— TEXTAUSSCHNITT —
Ich war immer gewerkschaftlich organisiert. Zuerst war ich Jugendobmann. Politisch stand ich ganz links. Ich hatte in meiner Kriegsgefangenschaft einen Feldwebel kennen gelernt, der mich politisch sehr beeinflusst hat. Er war kriegsversehrt und nicht mehr einsatzfähig an der Front. Man hatte ihn deshalb zu einem Konzentrationslager bei Koblenz abkommandiert, wo er auf keinen Fall bleiben wollte. Er wollte unbedingt wieder an die Front. Sein Traum war die internationale Solidarität – damit hat er uns junge Männer angesteckt.

Ich wurde dann Mitglied der Kommunistischen Partei, aus der ich aber bald wieder austrat, weil ich von den Kommunisten enttäuscht war. Ich trat 1953 in die SPD ein, denn jetzt war ich vom demokratischen Sozialismus überzeugt. Dem bin ich bis heute treu geblieben.


(1) Der Reichsarbeitsdienst (RAD) war eine Organisation im nationalsozialistischen Deutschen Reich. Alle jungen Deutschen beiderlei Geschlechts wurden ab 1935 verpflichtet, ihrem Volk im Reichsarbeitsdienst zu dienen.

— AUFGABENSTELLUNG —
1) Entnimm dem Textausschnitt wörtlich die Stelle, die mit „Ich war immer“ beginnt und bis einschließlich „heute treu geblieben.“ reicht.
2) Gib den Absatz des Textausschnitts, der mit „Ich wurde dann Mitglied“ anfängt, in kürzerer Form wieder und behalte dabei alle wesentlichen Fakten bei.

— ERFASSTE DATEN —
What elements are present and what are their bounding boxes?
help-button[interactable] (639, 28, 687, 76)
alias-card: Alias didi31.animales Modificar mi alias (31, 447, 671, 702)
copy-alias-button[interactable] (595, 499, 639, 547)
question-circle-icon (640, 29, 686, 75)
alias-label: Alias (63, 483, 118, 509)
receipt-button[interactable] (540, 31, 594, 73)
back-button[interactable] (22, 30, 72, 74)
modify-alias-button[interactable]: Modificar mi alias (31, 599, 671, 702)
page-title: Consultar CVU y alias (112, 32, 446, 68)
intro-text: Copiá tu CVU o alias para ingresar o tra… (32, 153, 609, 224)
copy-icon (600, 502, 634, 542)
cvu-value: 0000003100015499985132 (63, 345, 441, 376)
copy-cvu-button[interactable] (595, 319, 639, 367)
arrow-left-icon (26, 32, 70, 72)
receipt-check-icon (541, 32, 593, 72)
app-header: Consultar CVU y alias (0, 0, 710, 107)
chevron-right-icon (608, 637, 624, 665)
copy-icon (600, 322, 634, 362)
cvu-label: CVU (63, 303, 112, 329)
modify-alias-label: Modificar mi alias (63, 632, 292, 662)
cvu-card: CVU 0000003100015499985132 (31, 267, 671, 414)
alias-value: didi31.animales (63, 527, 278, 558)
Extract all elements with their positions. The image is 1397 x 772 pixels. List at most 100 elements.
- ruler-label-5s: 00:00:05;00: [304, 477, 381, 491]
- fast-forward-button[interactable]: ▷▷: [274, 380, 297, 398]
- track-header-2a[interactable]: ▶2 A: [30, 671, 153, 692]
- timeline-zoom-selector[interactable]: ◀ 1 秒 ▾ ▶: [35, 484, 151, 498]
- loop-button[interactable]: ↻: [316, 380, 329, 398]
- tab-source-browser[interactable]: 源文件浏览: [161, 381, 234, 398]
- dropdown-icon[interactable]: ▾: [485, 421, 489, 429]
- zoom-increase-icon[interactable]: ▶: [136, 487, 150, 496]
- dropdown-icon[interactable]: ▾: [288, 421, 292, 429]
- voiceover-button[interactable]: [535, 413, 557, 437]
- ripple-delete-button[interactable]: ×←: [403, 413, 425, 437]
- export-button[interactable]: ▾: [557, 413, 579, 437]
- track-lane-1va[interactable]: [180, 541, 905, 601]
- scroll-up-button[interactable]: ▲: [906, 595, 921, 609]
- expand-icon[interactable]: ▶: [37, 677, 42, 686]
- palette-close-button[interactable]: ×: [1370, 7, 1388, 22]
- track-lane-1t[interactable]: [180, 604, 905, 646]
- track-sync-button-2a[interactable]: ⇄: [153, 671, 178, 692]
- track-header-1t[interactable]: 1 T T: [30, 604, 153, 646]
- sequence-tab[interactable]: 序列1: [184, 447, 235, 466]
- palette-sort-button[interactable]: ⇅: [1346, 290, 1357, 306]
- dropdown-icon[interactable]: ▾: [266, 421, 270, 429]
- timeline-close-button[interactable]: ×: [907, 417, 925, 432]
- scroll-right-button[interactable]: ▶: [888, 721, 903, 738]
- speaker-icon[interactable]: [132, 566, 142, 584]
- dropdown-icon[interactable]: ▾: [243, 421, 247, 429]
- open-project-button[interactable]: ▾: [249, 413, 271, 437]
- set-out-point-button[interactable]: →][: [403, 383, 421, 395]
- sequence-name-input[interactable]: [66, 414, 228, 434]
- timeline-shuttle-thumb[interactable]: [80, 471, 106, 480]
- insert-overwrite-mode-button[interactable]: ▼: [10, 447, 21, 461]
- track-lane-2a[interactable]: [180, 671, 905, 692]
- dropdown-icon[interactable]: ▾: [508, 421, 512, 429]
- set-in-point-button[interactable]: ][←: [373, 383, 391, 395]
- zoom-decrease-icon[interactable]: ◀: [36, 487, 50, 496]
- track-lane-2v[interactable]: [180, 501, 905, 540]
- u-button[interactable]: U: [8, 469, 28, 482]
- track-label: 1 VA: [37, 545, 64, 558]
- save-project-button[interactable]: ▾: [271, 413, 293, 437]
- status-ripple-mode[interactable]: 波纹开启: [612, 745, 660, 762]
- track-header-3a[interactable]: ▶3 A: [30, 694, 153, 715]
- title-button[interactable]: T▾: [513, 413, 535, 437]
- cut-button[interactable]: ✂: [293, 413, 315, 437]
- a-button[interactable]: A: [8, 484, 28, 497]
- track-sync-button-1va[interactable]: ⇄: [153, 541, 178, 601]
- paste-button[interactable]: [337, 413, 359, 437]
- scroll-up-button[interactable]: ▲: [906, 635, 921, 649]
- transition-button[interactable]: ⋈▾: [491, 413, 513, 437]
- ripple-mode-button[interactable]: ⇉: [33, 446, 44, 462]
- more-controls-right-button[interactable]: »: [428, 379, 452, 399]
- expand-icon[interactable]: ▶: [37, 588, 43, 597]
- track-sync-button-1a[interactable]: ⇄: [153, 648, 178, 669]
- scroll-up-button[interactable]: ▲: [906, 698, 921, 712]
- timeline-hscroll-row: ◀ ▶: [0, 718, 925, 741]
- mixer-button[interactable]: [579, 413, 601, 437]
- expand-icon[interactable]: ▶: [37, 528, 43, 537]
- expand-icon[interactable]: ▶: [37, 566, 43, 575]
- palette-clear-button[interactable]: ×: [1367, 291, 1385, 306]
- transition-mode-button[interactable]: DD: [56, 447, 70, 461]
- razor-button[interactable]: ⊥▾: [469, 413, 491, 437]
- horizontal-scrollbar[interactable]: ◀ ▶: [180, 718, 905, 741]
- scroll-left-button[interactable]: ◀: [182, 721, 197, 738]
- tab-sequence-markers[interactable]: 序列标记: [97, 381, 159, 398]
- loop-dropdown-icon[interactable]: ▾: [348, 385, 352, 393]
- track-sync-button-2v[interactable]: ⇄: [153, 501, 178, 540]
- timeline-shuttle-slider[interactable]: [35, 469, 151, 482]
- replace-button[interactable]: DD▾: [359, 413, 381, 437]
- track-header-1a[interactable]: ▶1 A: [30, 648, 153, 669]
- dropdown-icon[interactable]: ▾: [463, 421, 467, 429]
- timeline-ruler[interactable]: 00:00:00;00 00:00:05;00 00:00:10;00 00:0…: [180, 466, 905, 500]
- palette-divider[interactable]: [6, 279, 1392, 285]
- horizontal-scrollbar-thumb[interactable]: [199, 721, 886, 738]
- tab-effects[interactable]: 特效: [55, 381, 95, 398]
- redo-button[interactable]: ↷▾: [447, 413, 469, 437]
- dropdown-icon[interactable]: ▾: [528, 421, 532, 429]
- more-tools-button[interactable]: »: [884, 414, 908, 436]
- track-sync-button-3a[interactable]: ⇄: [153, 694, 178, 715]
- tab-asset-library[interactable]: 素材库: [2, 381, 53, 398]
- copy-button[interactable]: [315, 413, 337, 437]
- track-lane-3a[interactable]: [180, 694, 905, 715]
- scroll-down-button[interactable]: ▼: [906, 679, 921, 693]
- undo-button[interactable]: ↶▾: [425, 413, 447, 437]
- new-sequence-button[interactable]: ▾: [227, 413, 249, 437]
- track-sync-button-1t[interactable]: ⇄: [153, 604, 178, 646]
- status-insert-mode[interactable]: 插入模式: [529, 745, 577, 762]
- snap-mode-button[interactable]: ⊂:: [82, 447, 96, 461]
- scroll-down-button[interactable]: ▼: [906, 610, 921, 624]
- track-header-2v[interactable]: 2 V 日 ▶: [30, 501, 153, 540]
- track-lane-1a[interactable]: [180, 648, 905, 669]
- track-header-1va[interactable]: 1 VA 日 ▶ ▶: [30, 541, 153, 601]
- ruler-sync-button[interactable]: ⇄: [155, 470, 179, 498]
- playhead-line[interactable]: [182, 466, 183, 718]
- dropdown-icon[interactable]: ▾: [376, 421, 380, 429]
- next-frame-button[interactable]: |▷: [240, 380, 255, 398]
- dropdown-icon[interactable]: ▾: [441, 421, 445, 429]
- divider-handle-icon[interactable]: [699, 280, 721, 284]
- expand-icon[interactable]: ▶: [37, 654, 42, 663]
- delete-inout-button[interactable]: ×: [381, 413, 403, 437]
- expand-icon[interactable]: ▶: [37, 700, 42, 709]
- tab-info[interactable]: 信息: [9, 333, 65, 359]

— LÖSUNGEN —
1)
Ich war immer gewerkschaftlich organisiert. Zuerst war ich Jugendobmann. Politisch stand ich ganz links. Ich hatte in meiner Kriegsgefangenschaft einen Feldwebel kennen gelernt, der mich politisch sehr beeinflusst hat. Er war kriegsversehrt und nicht mehr einsatzfähig an der Front. Man hatte ihn deshalb zu einem Konzentrationslager bei Koblenz abkommandiert, wo er auf keinen Fall bleiben wollte. Er wollte unbedingt wieder an die Front. Sein Traum war die internationale Solidarität – damit hat er uns junge Männer angesteckt.

Ich wurde dann Mitglied der Kommunistischen Partei, aus der ich aber bald wieder austrat, weil ich von den Kommunisten enttäuscht war. Ich trat 1953 in die SPD ein, denn jetzt war ich vom demokratischen Sozialismus überzeugt. Dem bin ich bis heute treu geblieben.

2) Ich trat in die Kommunistische Partei ein, verließ sie aber aus Enttäuschung bald wieder. 1953 wurde ich aus Überzeugung vom demokratischen Sozialismus Mitglied der SPD und bin ihm bis heute treu geblieben.